## begin INPUT FOR THIS TASK
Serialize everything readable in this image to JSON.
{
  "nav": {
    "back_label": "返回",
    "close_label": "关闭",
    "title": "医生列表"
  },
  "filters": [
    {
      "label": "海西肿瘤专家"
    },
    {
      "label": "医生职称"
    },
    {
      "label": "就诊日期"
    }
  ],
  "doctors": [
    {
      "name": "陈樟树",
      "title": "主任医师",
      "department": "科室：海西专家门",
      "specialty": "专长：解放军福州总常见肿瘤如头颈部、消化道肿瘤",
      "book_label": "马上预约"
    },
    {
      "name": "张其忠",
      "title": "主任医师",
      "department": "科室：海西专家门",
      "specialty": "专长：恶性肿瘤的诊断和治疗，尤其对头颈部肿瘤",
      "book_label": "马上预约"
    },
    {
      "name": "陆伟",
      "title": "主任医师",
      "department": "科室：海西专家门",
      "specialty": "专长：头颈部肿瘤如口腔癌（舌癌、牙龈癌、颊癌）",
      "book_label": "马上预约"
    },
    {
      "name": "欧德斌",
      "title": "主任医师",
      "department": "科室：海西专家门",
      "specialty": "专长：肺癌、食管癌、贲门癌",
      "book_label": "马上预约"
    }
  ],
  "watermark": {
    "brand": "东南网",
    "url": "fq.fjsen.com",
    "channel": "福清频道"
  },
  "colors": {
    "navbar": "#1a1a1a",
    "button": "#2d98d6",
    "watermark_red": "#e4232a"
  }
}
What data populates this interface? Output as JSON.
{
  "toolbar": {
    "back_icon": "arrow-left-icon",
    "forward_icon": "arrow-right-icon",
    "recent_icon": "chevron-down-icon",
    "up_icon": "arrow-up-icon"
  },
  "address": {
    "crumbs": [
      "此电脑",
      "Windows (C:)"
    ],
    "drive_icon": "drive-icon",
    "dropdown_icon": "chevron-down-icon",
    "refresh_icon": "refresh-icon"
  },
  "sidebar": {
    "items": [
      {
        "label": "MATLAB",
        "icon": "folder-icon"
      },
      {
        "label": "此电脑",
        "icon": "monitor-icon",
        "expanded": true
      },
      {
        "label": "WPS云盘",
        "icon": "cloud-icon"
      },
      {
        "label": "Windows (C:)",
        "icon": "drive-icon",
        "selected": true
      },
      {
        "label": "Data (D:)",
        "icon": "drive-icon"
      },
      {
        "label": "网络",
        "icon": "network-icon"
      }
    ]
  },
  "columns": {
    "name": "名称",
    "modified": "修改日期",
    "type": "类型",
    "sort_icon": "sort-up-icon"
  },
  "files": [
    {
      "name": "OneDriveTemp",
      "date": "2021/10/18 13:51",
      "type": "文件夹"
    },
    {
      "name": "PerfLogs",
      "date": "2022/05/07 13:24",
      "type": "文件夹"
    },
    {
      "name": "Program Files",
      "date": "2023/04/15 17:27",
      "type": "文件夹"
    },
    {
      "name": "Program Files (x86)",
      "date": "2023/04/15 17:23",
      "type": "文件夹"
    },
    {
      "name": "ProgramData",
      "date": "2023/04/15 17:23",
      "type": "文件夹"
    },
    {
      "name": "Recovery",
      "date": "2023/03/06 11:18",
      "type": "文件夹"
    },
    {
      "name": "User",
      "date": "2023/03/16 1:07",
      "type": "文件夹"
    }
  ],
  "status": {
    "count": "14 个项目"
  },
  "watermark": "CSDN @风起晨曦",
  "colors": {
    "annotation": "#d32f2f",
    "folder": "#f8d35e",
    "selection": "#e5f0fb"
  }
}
## end INPUT FOR THIS TASK
Nothing should be left out: return all of the records exactly.

Serialize everything readable in this image to JSON.
{
  "nav": {
    "back_label": "返回",
    "close_label": "关闭",
    "title": "医生列表"
  },
  "filters": [
    {
      "label": "海西肿瘤专家"
    },
    {
      "label": "医生职称"
    },
    {
      "label": "就诊日期"
    }
  ],
  "doctors": [
    {
      "name": "陈樟树",
      "title": "主任医师",
      "department": "科室：海西专家门",
      "specialty": "专长：解放军福州总常见肿瘤如头颈部、消化道肿瘤",
      "book_label": "马上预约"
    },
    {
      "name": "张其忠",
      "title": "主任医师",
      "department": "科室：海西专家门",
      "specialty": "专长：恶性肿瘤的诊断和治疗，尤其对头颈部肿瘤",
      "book_label": "马上预约"
    },
    {
      "name": "陆伟",
      "title": "主任医师",
      "department": "科室：海西专家门",
      "specialty": "专长：头颈部肿瘤如口腔癌（舌癌、牙龈癌、颊癌）",
      "book_label": "马上预约"
    },
    {
      "name": "欧德斌",
      "title": "主任医师",
      "department": "科室：海西专家门",
      "specialty": "专长：肺癌、食管癌、贲门癌",
      "book_label": "马上预约"
    }
  ],
  "watermark": {
    "brand": "东南网",
    "url": "fq.fjsen.com",
    "channel": "福清频道"
  },
  "colors": {
    "navbar": "#1a1a1a",
    "button": "#2d98d6",
    "watermark_red": "#e4232a"
  }
}
What data populates this interface? Output as JSON.
{
  "toolbar": {
    "back_icon": "arrow-left-icon",
    "forward_icon": "arrow-right-icon",
    "recent_icon": "chevron-down-icon",
    "up_icon": "arrow-up-icon"
  },
  "address": {
    "crumbs": [
      "此电脑",
      "Windows (C:)"
    ],
    "drive_icon": "drive-icon",
    "dropdown_icon": "chevron-down-icon",
    "refresh_icon": "refresh-icon"
  },
  "sidebar": {
    "items": [
      {
        "label": "MATLAB",
        "icon": "folder-icon"
      },
      {
        "label": "此电脑",
        "icon": "monitor-icon",
        "expanded": true
      },
      {
        "label": "WPS云盘",
        "icon": "cloud-icon"
      },
      {
        "label": "Windows (C:)",
        "icon": "drive-icon",
        "selected": true
      },
      {
        "label": "Data (D:)",
        "icon": "drive-icon"
      },
      {
        "label": "网络",
        "icon": "network-icon"
      }
    ]
  },
  "columns": {
    "name": "名称",
    "modified": "修改日期",
    "type": "类型",
    "sort_icon": "sort-up-icon"
  },
  "files": [
    {
      "name": "OneDriveTemp",
      "date": "2021/10/18 13:51",
      "type": "文件夹"
    },
    {
      "name": "PerfLogs",
      "date": "2022/05/07 13:24",
      "type": "文件夹"
    },
    {
      "name": "Program Files",
      "date": "2023/04/15 17:27",
      "type": "文件夹"
    },
    {
      "name": "Program Files (x86)",
      "date": "2023/04/15 17:23",
      "type": "文件夹"
    },
    {
      "name": "ProgramData",
      "date": "2023/04/15 17:23",
      "type": "文件夹"
    },
    {
      "name": "Recovery",
      "date": "2023/03/06 11:18",
      "type": "文件夹"
    },
    {
      "name": "User",
      "date": "2023/03/16 1:07",
      "type": "文件夹"
    }
  ],
  "status": {
    "count": "14 个项目"
  },
  "watermark": "CSDN @风起晨曦",
  "colors": {
    "annotation": "#d32f2f",
    "folder": "#f8d35e",
    "selection": "#e5f0fb"
  }
}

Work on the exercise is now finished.